Problem statement:
Records follow. Pull out every line that contains "history".

(Extracted records)

^^^^^^^^^^^^^^^^

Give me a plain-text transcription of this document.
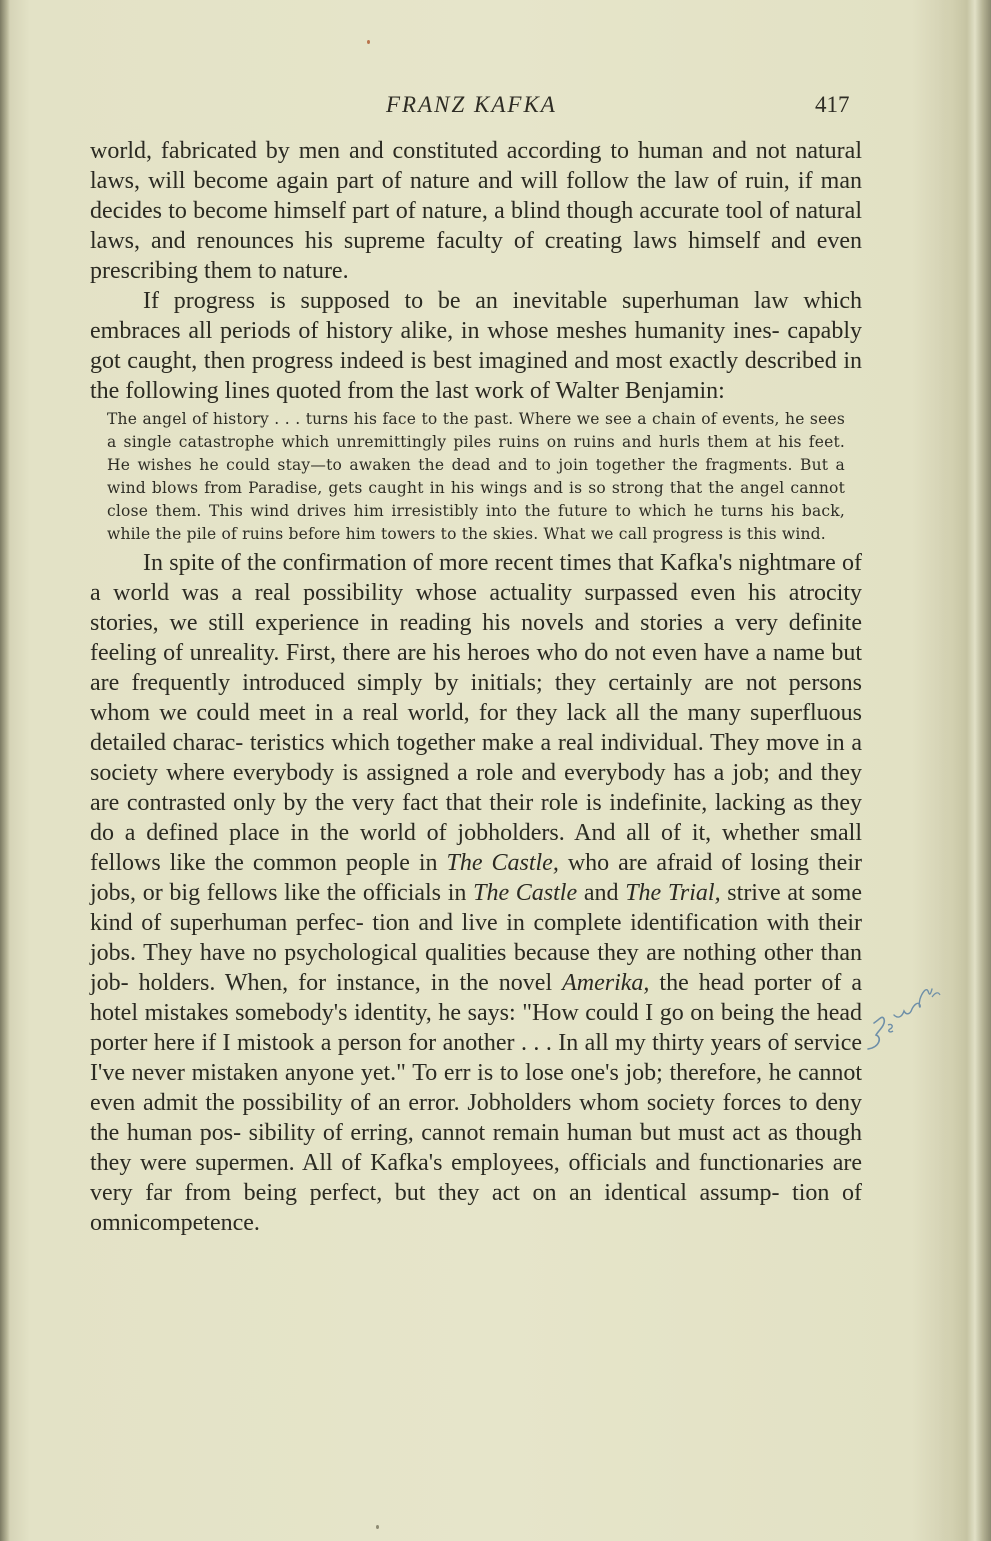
FRANZ KAFKA	417

world, fabricated by men and constituted according to human and not natural laws, will become again part of nature and will follow the law of ruin, if man decides to become himself part of nature, a blind though accurate tool of natural laws, and renounces his supreme faculty of creating laws himself and even prescribing them to nature.

If progress is supposed to be an inevitable superhuman law which embraces all periods of history alike, in whose meshes humanity ines- capably got caught, then progress indeed is best imagined and most exactly described in the following lines quoted from the last work of Walter Benjamin:

The angel of history . . . turns his face to the past. Where we see a chain of events, he sees a single catastrophe which unremittingly piles ruins on ruins and hurls them at his feet. He wishes he could stay—to awaken the dead and to join together the fragments. But a wind blows from Paradise, gets caught in his wings and is so strong that the angel cannot close them. This wind drives him irresistibly into the future to which he turns his back, while the pile of ruins before him towers to the skies. What we call progress is this wind.

In spite of the confirmation of more recent times that Kafka's nightmare of a world was a real possibility whose actuality surpassed even his atrocity stories, we still experience in reading his novels and stories a very definite feeling of unreality. First, there are his heroes who do not even have a name but are frequently introduced simply by initials; they certainly are not persons whom we could meet in a real world, for they lack all the many superfluous detailed charac- teristics which together make a real individual. They move in a society where everybody is assigned a role and everybody has a job; and they are contrasted only by the very fact that their role is indefinite, lacking as they do a defined place in the world of jobholders. And all of it, whether small fellows like the common people in The Castle, who are afraid of losing their jobs, or big fellows like the officials in The Castle and The Trial, strive at some kind of superhuman perfec- tion and live in complete identification with their jobs. They have no psychological qualities because they are nothing other than job- holders. When, for instance, in the novel Amerika, the head porter of a hotel mistakes somebody's identity, he says: "How could I go on being the head porter here if I mistook a person for another . . . In all my thirty years of service I've never mistaken anyone yet." To err is to lose one's job; therefore, he cannot even admit the possibility of an error. Jobholders whom society forces to deny the human pos- sibility of erring, cannot remain human but must act as though they were supermen. All of Kafka's employees, officials and functionaries are very far from being perfect, but they act on an identical assump- tion of omnicompetence.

^^^^^^^^^^^^^^^^

Answer to the problem:
If progress is supposed to be an inevitable superhuman law which embraces all periods of history alike, in whose meshes humanity ines- capably got caught, then progress indeed is best imagined and most exactly described in the following lines quoted from the last work of Walter Benjamin:
The angel of history . . . turns his face to the past. Where we see a chain of events, he sees a single catastrophe which unremittingly piles ruins on ruins and hurls them at his feet. He wishes he could stay—to awaken the dead and to join together the fragments. But a wind blows from Paradise, gets caught in his wings and is so strong that the angel cannot close them. This wind drives him irresistibly into the future to which he turns his back, while the pile of ruins before him towers to the skies. What we call progress is this wind.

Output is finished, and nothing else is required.